_Problem statement:_
Reproduce every entry below precisely; do not include the pictures.

_Data entries for graphics:_
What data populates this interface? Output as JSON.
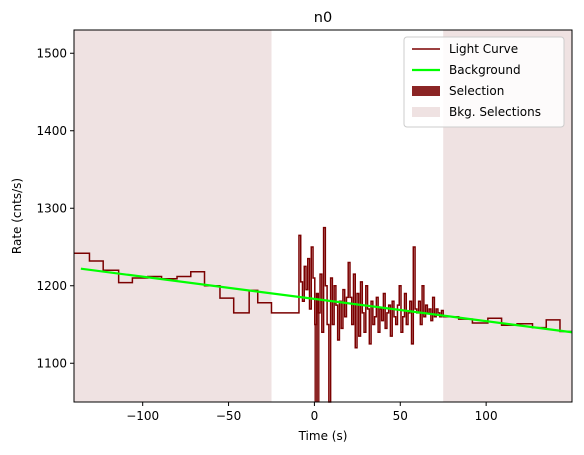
{
  "chart_data": {
    "type": "line",
    "title": "n0",
    "xlabel": "Time (s)",
    "ylabel": "Rate (cnts/s)",
    "xlim": [
      -140,
      150
    ],
    "ylim": [
      1050,
      1530
    ],
    "xticks": [
      -100,
      -50,
      0,
      50,
      100
    ],
    "yticks": [
      1100,
      1200,
      1300,
      1400,
      1500
    ],
    "grid": false,
    "legend_position": "top-right",
    "legend": [
      "Light Curve",
      "Background",
      "Selection",
      "Bkg. Selections"
    ],
    "colors": {
      "light_curve": "#7b0000",
      "background": "#00ff00",
      "selection": "#8b2525",
      "bkg_selection": "#efe2e2"
    },
    "series": [
      {
        "name": "Light Curve",
        "style": "step",
        "points": [
          [
            -140,
            1242
          ],
          [
            -131,
            1232
          ],
          [
            -123,
            1220
          ],
          [
            -114,
            1204
          ],
          [
            -106,
            1210
          ],
          [
            -97,
            1212
          ],
          [
            -89,
            1209
          ],
          [
            -80,
            1212
          ],
          [
            -72,
            1218
          ],
          [
            -64,
            1200
          ],
          [
            -55,
            1184
          ],
          [
            -47,
            1165
          ],
          [
            -38,
            1194
          ],
          [
            -33,
            1178
          ],
          [
            -25,
            1165
          ],
          [
            -17,
            1165
          ],
          [
            -9,
            1165
          ]
        ],
        "dense_segment": {
          "x_start": -9,
          "x_end": 75,
          "values": [
            1265,
            1205,
            1180,
            1225,
            1195,
            1235,
            1170,
            1250,
            1210,
            1150,
            1190,
            1165,
            1215,
            1140,
            1275,
            1200,
            1150,
            1050,
            1210,
            1150,
            1200,
            1175,
            1130,
            1180,
            1145,
            1195,
            1160,
            1185,
            1230,
            1185,
            1150,
            1215,
            1120,
            1190,
            1135,
            1205,
            1165,
            1140,
            1200,
            1170,
            1125,
            1180,
            1150,
            1160,
            1185,
            1140,
            1170,
            1155,
            1190,
            1145,
            1165,
            1175,
            1135,
            1180,
            1160,
            1150,
            1175,
            1200,
            1140,
            1160,
            1190,
            1150,
            1165,
            1180,
            1125,
            1250,
            1170,
            1165,
            1180,
            1150,
            1200,
            1160,
            1175,
            1165,
            1170,
            1155,
            1185,
            1160,
            1170,
            1165,
            1160,
            1168
          ]
        },
        "tail_points": [
          [
            75,
            1160
          ],
          [
            84,
            1157
          ],
          [
            92,
            1152
          ],
          [
            101,
            1158
          ],
          [
            109,
            1149
          ],
          [
            118,
            1151
          ],
          [
            127,
            1146
          ],
          [
            135,
            1156
          ],
          [
            143,
            1141
          ],
          [
            150,
            1141
          ]
        ]
      },
      {
        "name": "Background",
        "style": "line",
        "x": [
          -136,
          150
        ],
        "y": [
          1222,
          1140
        ]
      }
    ],
    "selection": {
      "x": [
        0,
        3
      ]
    },
    "bkg_selections": [
      {
        "x": [
          -140,
          -25
        ]
      },
      {
        "x": [
          75,
          150
        ]
      }
    ]
  }
}
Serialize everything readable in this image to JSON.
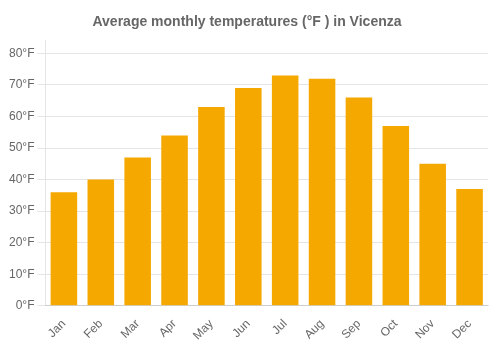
{
  "chart_data": {
    "type": "bar",
    "title": "Average monthly temperatures (°F ) in Vicenza",
    "categories": [
      "Jan",
      "Feb",
      "Mar",
      "Apr",
      "May",
      "Jun",
      "Jul",
      "Aug",
      "Sep",
      "Oct",
      "Nov",
      "Dec"
    ],
    "values": [
      36,
      40,
      47,
      54,
      63,
      69,
      73,
      72,
      66,
      57,
      45,
      37
    ],
    "color": "#F5A800",
    "ylim": [
      0,
      84
    ],
    "yticks": [
      {
        "value": 0,
        "label": "0°F"
      },
      {
        "value": 10,
        "label": "10°F"
      },
      {
        "value": 20,
        "label": "20°F"
      },
      {
        "value": 30,
        "label": "30°F"
      },
      {
        "value": 40,
        "label": "40°F"
      },
      {
        "value": 50,
        "label": "50°F"
      },
      {
        "value": 60,
        "label": "60°F"
      },
      {
        "value": 70,
        "label": "70°F"
      },
      {
        "value": 80,
        "label": "80°F"
      }
    ],
    "grid": true
  }
}
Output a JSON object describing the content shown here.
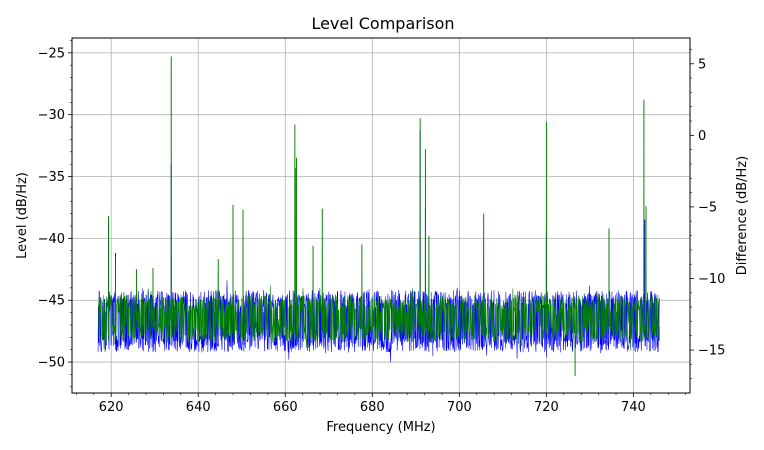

_Written reply:_
What data populates this interface? Output as JSON.
{
  "chart_data": {
    "type": "line",
    "title": "n0",
    "xlabel": "Time (s)",
    "ylabel": "Rate (cnts/s)",
    "xlim": [
      -140,
      150
    ],
    "ylim": [
      1050,
      1530
    ],
    "xticks": [
      -100,
      -50,
      0,
      50,
      100
    ],
    "yticks": [
      1100,
      1200,
      1300,
      1400,
      1500
    ],
    "grid": false,
    "legend_position": "top-right",
    "legend": [
      "Light Curve",
      "Background",
      "Selection",
      "Bkg. Selections"
    ],
    "colors": {
      "light_curve": "#7b0000",
      "background": "#00ff00",
      "selection": "#8b2525",
      "bkg_selection": "#efe2e2"
    },
    "series": [
      {
        "name": "Light Curve",
        "style": "step",
        "points": [
          [
            -140,
            1242
          ],
          [
            -131,
            1232
          ],
          [
            -123,
            1220
          ],
          [
            -114,
            1204
          ],
          [
            -106,
            1210
          ],
          [
            -97,
            1212
          ],
          [
            -89,
            1209
          ],
          [
            -80,
            1212
          ],
          [
            -72,
            1218
          ],
          [
            -64,
            1200
          ],
          [
            -55,
            1184
          ],
          [
            -47,
            1165
          ],
          [
            -38,
            1194
          ],
          [
            -33,
            1178
          ],
          [
            -25,
            1165
          ],
          [
            -17,
            1165
          ],
          [
            -9,
            1165
          ]
        ],
        "dense_segment": {
          "x_start": -9,
          "x_end": 75,
          "values": [
            1265,
            1205,
            1180,
            1225,
            1195,
            1235,
            1170,
            1250,
            1210,
            1150,
            1190,
            1165,
            1215,
            1140,
            1275,
            1200,
            1150,
            1050,
            1210,
            1150,
            1200,
            1175,
            1130,
            1180,
            1145,
            1195,
            1160,
            1185,
            1230,
            1185,
            1150,
            1215,
            1120,
            1190,
            1135,
            1205,
            1165,
            1140,
            1200,
            1170,
            1125,
            1180,
            1150,
            1160,
            1185,
            1140,
            1170,
            1155,
            1190,
            1145,
            1165,
            1175,
            1135,
            1180,
            1160,
            1150,
            1175,
            1200,
            1140,
            1160,
            1190,
            1150,
            1165,
            1180,
            1125,
            1250,
            1170,
            1165,
            1180,
            1150,
            1200,
            1160,
            1175,
            1165,
            1170,
            1155,
            1185,
            1160,
            1170,
            1165,
            1160,
            1168
          ]
        },
        "tail_points": [
          [
            75,
            1160
          ],
          [
            84,
            1157
          ],
          [
            92,
            1152
          ],
          [
            101,
            1158
          ],
          [
            109,
            1149
          ],
          [
            118,
            1151
          ],
          [
            127,
            1146
          ],
          [
            135,
            1156
          ],
          [
            143,
            1141
          ],
          [
            150,
            1141
          ]
        ]
      },
      {
        "name": "Background",
        "style": "line",
        "x": [
          -136,
          150
        ],
        "y": [
          1222,
          1140
        ]
      }
    ],
    "selection": {
      "x": [
        0,
        3
      ]
    },
    "bkg_selections": [
      {
        "x": [
          -140,
          -25
        ]
      },
      {
        "x": [
          75,
          150
        ]
      }
    ]
  }
}
Serialize everything readable in this image to JSON.
{
  "chart_data": {
    "type": "bar",
    "title": "Average monthly temperatures (°F ) in Vicenza",
    "categories": [
      "Jan",
      "Feb",
      "Mar",
      "Apr",
      "May",
      "Jun",
      "Jul",
      "Aug",
      "Sep",
      "Oct",
      "Nov",
      "Dec"
    ],
    "values": [
      36,
      40,
      47,
      54,
      63,
      69,
      73,
      72,
      66,
      57,
      45,
      37
    ],
    "color": "#F5A800",
    "ylim": [
      0,
      84
    ],
    "yticks": [
      {
        "value": 0,
        "label": "0°F"
      },
      {
        "value": 10,
        "label": "10°F"
      },
      {
        "value": 20,
        "label": "20°F"
      },
      {
        "value": 30,
        "label": "30°F"
      },
      {
        "value": 40,
        "label": "40°F"
      },
      {
        "value": 50,
        "label": "50°F"
      },
      {
        "value": 60,
        "label": "60°F"
      },
      {
        "value": 70,
        "label": "70°F"
      },
      {
        "value": 80,
        "label": "80°F"
      }
    ],
    "grid": true
  }
}
Output a JSON object describing the content shown here.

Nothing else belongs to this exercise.